* AIM OF THE EXERCISE: Copy out the whole listing exactly as written, leaving the pictures behind.

— start of MATERIAL FOR THE TASK —

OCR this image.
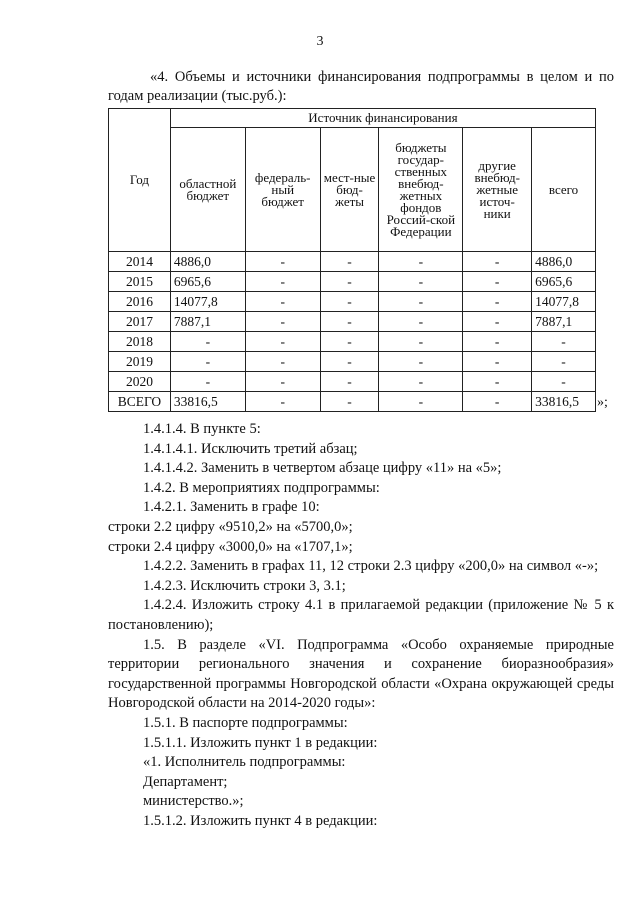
3
«4. Объемы и источники финансирования подпрограммы в целом и по
годам реализации (тыс.руб.):
Год	Источник финансирования					
	областной бюджет	федераль-ный бюджет	мест-ные бюд-жеты	бюджеты государ-ственных внебюд-жетных фондов Россий-ской Федерации	другие внебюд-жетные источ-ники	всего
2014	4886,0	-	-	-	-	4886,0
2015	6965,6	-	-	-	-	6965,6
2016	14077,8	-	-	-	-	14077,8
2017	7887,1	-	-	-	-	7887,1
2018	-	-	-	-	-	-
2019	-	-	-	-	-	-
2020	-	-	-	-	-	-
ВСЕГО	33816,5	-	-	-	-	33816,5 »;

1.4.1.4. В пункте 5:

1.4.1.4.1. Исключить третий абзац;

1.4.1.4.2. Заменить в четвертом абзаце цифру «11» на «5»;

1.4.2. В мероприятиях подпрограммы:

1.4.2.1. Заменить в графе 10:

строки 2.2 цифру «9510,2» на «5700,0»;

строки 2.4 цифру «3000,0» на «1707,1»;

1.4.2.2. Заменить в графах 11, 12 строки 2.3 цифру «200,0» на символ «-»;

1.4.2.3. Исключить строки 3, 3.1;

1.4.2.4. Изложить строку 4.1 в прилагаемой редакции (приложение № 5 к постановлению);

1.5. В разделе «VI. Подпрограмма «Особо охраняемые природные территории регионального значения и сохранение биоразнообразия» государственной программы Новгородской области «Охрана окружающей среды Новгородской области на 2014-2020 годы»:

1.5.1. В паспорте подпрограммы:

1.5.1.1. Изложить пункт 1 в редакции:

«1. Исполнитель подпрограммы:

Департамент;

министерство.»;

1.5.1.2. Изложить пункт 4 в редакции:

— end of MATERIAL FOR THE TASK —

* FINAL RESULT:
OCR this image.
3
«4. Объемы и источники финансирования подпрограммы в целом и по
годам реализации (тыс.руб.):
Год	Источник финансирования					
	областной бюджет	федераль-ный бюджет	мест-ные бюд-жеты	бюджеты государ-ственных внебюд-жетных фондов Россий-ской Федерации	другие внебюд-жетные источ-ники	всего
2014	4886,0	-	-	-	-	4886,0
2015	6965,6	-	-	-	-	6965,6
2016	14077,8	-	-	-	-	14077,8
2017	7887,1	-	-	-	-	7887,1
2018	-	-	-	-	-	-
2019	-	-	-	-	-	-
2020	-	-	-	-	-	-
ВСЕГО	33816,5	-	-	-	-	33816,5 »;

1.4.1.4. В пункте 5:

1.4.1.4.1. Исключить третий абзац;

1.4.1.4.2. Заменить в четвертом абзаце цифру «11» на «5»;

1.4.2. В мероприятиях подпрограммы:

1.4.2.1. Заменить в графе 10:

строки 2.2 цифру «9510,2» на «5700,0»;

строки 2.4 цифру «3000,0» на «1707,1»;

1.4.2.2. Заменить в графах 11, 12 строки 2.3 цифру «200,0» на символ «-»;

1.4.2.3. Исключить строки 3, 3.1;

1.4.2.4. Изложить строку 4.1 в прилагаемой редакции (приложение № 5 к постановлению);

1.5. В разделе «VI. Подпрограмма «Особо охраняемые природные территории регионального значения и сохранение биоразнообразия» государственной программы Новгородской области «Охрана окружающей среды Новгородской области на 2014-2020 годы»:

1.5.1. В паспорте подпрограммы:

1.5.1.1. Изложить пункт 1 в редакции:

«1. Исполнитель подпрограммы:

Департамент;

министерство.»;

1.5.1.2. Изложить пункт 4 в редакции:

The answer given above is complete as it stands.